[Objective] Copy out all the records exactly.

[Data]
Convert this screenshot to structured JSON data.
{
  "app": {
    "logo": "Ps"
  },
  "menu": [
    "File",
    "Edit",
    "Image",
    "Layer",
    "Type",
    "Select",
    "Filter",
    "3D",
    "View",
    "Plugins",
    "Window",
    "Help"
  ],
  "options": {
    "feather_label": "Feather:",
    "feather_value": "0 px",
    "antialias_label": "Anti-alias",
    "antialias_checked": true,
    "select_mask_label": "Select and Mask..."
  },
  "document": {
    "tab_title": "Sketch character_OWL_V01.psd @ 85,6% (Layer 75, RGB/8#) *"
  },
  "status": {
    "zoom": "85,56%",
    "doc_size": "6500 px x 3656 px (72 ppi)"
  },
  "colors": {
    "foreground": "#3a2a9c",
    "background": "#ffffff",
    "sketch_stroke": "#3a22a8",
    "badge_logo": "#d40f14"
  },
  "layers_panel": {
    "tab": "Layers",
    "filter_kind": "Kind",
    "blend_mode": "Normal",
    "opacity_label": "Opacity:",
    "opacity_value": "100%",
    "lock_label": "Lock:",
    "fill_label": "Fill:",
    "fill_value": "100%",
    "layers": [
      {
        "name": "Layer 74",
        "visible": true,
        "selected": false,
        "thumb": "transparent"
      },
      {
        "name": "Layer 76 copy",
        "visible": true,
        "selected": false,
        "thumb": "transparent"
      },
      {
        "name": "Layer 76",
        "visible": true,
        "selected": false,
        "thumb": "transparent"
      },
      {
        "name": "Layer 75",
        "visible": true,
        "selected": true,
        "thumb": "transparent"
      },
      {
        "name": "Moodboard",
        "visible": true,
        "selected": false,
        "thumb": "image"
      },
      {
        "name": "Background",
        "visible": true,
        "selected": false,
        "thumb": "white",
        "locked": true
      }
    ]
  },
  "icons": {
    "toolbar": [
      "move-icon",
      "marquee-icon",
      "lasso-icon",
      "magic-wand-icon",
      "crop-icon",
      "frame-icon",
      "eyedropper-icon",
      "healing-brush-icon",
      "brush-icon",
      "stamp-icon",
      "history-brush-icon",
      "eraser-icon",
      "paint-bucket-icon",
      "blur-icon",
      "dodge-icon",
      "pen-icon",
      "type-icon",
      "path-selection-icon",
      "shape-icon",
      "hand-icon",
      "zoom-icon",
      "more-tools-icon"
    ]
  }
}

[Output for this task]
Convert this screenshot to structured JSON data.
{
  "app": {
    "logo": "Ps"
  },
  "menu": [
    "File",
    "Edit",
    "Image",
    "Layer",
    "Type",
    "Select",
    "Filter",
    "3D",
    "View",
    "Plugins",
    "Window",
    "Help"
  ],
  "options": {
    "feather_label": "Feather:",
    "feather_value": "0 px",
    "antialias_label": "Anti-alias",
    "antialias_checked": true,
    "select_mask_label": "Select and Mask..."
  },
  "document": {
    "tab_title": "Sketch character_OWL_V01.psd @ 85,6% (Layer 75, RGB/8#) *"
  },
  "status": {
    "zoom": "85,56%",
    "doc_size": "6500 px x 3656 px (72 ppi)"
  },
  "colors": {
    "foreground": "#3a2a9c",
    "background": "#ffffff",
    "sketch_stroke": "#3a22a8",
    "badge_logo": "#d40f14"
  },
  "layers_panel": {
    "tab": "Layers",
    "filter_kind": "Kind",
    "blend_mode": "Normal",
    "opacity_label": "Opacity:",
    "opacity_value": "100%",
    "lock_label": "Lock:",
    "fill_label": "Fill:",
    "fill_value": "100%",
    "layers": [
      {
        "name": "Layer 74",
        "visible": true,
        "selected": false,
        "thumb": "transparent"
      },
      {
        "name": "Layer 76 copy",
        "visible": true,
        "selected": false,
        "thumb": "transparent"
      },
      {
        "name": "Layer 76",
        "visible": true,
        "selected": false,
        "thumb": "transparent"
      },
      {
        "name": "Layer 75",
        "visible": true,
        "selected": true,
        "thumb": "transparent"
      },
      {
        "name": "Moodboard",
        "visible": true,
        "selected": false,
        "thumb": "image"
      },
      {
        "name": "Background",
        "visible": true,
        "selected": false,
        "thumb": "white",
        "locked": true
      }
    ]
  },
  "icons": {
    "toolbar": [
      "move-icon",
      "marquee-icon",
      "lasso-icon",
      "magic-wand-icon",
      "crop-icon",
      "frame-icon",
      "eyedropper-icon",
      "healing-brush-icon",
      "brush-icon",
      "stamp-icon",
      "history-brush-icon",
      "eraser-icon",
      "paint-bucket-icon",
      "blur-icon",
      "dodge-icon",
      "pen-icon",
      "type-icon",
      "path-selection-icon",
      "shape-icon",
      "hand-icon",
      "zoom-icon",
      "more-tools-icon"
    ]
  }
}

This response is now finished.